* [EXERCISE GOAL]:
Write out all of the entries exactly, please.

* [PROVIDED ENTRIES]:
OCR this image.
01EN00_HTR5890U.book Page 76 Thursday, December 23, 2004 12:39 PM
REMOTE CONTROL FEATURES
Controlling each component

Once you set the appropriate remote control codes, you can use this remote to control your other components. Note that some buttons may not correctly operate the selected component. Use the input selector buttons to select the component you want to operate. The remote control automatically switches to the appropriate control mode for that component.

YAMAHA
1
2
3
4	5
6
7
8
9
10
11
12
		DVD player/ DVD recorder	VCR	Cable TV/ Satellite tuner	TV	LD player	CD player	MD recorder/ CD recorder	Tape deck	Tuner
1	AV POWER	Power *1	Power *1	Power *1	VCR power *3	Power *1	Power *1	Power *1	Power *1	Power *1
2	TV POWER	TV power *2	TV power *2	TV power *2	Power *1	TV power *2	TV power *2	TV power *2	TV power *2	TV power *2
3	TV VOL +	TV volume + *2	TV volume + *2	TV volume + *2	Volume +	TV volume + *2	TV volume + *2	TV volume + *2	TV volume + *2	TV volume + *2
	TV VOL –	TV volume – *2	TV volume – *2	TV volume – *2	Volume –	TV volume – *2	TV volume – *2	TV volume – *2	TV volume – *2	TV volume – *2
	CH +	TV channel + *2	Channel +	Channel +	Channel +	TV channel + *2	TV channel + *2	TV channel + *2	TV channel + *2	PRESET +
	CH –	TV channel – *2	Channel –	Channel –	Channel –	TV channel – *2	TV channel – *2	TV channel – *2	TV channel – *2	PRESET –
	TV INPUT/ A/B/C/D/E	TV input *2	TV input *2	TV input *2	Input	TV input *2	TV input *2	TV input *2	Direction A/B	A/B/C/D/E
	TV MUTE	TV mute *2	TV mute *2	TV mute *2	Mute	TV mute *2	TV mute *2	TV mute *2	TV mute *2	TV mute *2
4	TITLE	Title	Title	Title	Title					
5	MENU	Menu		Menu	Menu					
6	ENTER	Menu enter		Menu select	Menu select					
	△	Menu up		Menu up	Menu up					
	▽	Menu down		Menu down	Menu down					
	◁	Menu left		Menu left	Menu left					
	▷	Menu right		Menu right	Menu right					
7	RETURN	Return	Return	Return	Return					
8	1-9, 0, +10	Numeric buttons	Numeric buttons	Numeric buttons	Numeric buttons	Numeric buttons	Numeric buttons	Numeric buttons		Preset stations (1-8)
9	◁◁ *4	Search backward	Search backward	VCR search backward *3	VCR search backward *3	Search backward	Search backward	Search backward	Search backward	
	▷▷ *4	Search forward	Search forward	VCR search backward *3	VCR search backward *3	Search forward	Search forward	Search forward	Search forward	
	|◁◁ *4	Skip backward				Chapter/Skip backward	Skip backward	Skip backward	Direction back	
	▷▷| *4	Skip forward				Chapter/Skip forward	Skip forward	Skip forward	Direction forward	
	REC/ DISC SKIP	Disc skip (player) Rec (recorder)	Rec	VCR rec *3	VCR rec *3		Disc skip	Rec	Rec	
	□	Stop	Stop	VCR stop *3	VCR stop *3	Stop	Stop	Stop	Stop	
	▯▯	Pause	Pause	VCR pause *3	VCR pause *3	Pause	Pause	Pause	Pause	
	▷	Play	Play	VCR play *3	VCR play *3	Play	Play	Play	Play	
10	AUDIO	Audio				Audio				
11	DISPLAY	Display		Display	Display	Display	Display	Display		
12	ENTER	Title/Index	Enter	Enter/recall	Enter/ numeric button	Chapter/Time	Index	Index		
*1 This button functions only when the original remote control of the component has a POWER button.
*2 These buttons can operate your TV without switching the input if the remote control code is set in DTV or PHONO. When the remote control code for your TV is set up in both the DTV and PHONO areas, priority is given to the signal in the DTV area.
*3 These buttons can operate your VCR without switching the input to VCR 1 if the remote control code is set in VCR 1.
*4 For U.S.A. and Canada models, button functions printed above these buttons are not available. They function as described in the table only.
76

* [FULL RESPONSE]:
OCR this image.
01EN00_HTR5890U.book Page 76 Thursday, December 23, 2004 12:39 PM
REMOTE CONTROL FEATURES
Controlling each component

Once you set the appropriate remote control codes, you can use this remote to control your other components. Note that some buttons may not correctly operate the selected component. Use the input selector buttons to select the component you want to operate. The remote control automatically switches to the appropriate control mode for that component.

YAMAHA
1
2
3
4	5
6
7
8
9
10
11
12
		DVD player/ DVD recorder	VCR	Cable TV/ Satellite tuner	TV	LD player	CD player	MD recorder/ CD recorder	Tape deck	Tuner
1	AV POWER	Power *1	Power *1	Power *1	VCR power *3	Power *1	Power *1	Power *1	Power *1	Power *1
2	TV POWER	TV power *2	TV power *2	TV power *2	Power *1	TV power *2	TV power *2	TV power *2	TV power *2	TV power *2
3	TV VOL +	TV volume + *2	TV volume + *2	TV volume + *2	Volume +	TV volume + *2	TV volume + *2	TV volume + *2	TV volume + *2	TV volume + *2
	TV VOL –	TV volume – *2	TV volume – *2	TV volume – *2	Volume –	TV volume – *2	TV volume – *2	TV volume – *2	TV volume – *2	TV volume – *2
	CH +	TV channel + *2	Channel +	Channel +	Channel +	TV channel + *2	TV channel + *2	TV channel + *2	TV channel + *2	PRESET +
	CH –	TV channel – *2	Channel –	Channel –	Channel –	TV channel – *2	TV channel – *2	TV channel – *2	TV channel – *2	PRESET –
	TV INPUT/ A/B/C/D/E	TV input *2	TV input *2	TV input *2	Input	TV input *2	TV input *2	TV input *2	Direction A/B	A/B/C/D/E
	TV MUTE	TV mute *2	TV mute *2	TV mute *2	Mute	TV mute *2	TV mute *2	TV mute *2	TV mute *2	TV mute *2
4	TITLE	Title	Title	Title	Title					
5	MENU	Menu		Menu	Menu					
6	ENTER	Menu enter		Menu select	Menu select					
	△	Menu up		Menu up	Menu up					
	▽	Menu down		Menu down	Menu down					
	◁	Menu left		Menu left	Menu left					
	▷	Menu right		Menu right	Menu right					
7	RETURN	Return	Return	Return	Return					
8	1-9, 0, +10	Numeric buttons	Numeric buttons	Numeric buttons	Numeric buttons	Numeric buttons	Numeric buttons	Numeric buttons		Preset stations (1-8)
9	◁◁ *4	Search backward	Search backward	VCR search backward *3	VCR search backward *3	Search backward	Search backward	Search backward	Search backward	
	▷▷ *4	Search forward	Search forward	VCR search backward *3	VCR search backward *3	Search forward	Search forward	Search forward	Search forward	
	|◁◁ *4	Skip backward				Chapter/Skip backward	Skip backward	Skip backward	Direction back	
	▷▷| *4	Skip forward				Chapter/Skip forward	Skip forward	Skip forward	Direction forward	
	REC/ DISC SKIP	Disc skip (player) Rec (recorder)	Rec	VCR rec *3	VCR rec *3		Disc skip	Rec	Rec	
	□	Stop	Stop	VCR stop *3	VCR stop *3	Stop	Stop	Stop	Stop	
	▯▯	Pause	Pause	VCR pause *3	VCR pause *3	Pause	Pause	Pause	Pause	
	▷	Play	Play	VCR play *3	VCR play *3	Play	Play	Play	Play	
10	AUDIO	Audio				Audio				
11	DISPLAY	Display		Display	Display	Display	Display	Display		
12	ENTER	Title/Index	Enter	Enter/recall	Enter/ numeric button	Chapter/Time	Index	Index		
*1 This button functions only when the original remote control of the component has a POWER button.
*2 These buttons can operate your TV without switching the input if the remote control code is set in DTV or PHONO. When the remote control code for your TV is set up in both the DTV and PHONO areas, priority is given to the signal in the DTV area.
*3 These buttons can operate your VCR without switching the input to VCR 1 if the remote control code is set in VCR 1.
*4 For U.S.A. and Canada models, button functions printed above these buttons are not available. They function as described in the table only.
76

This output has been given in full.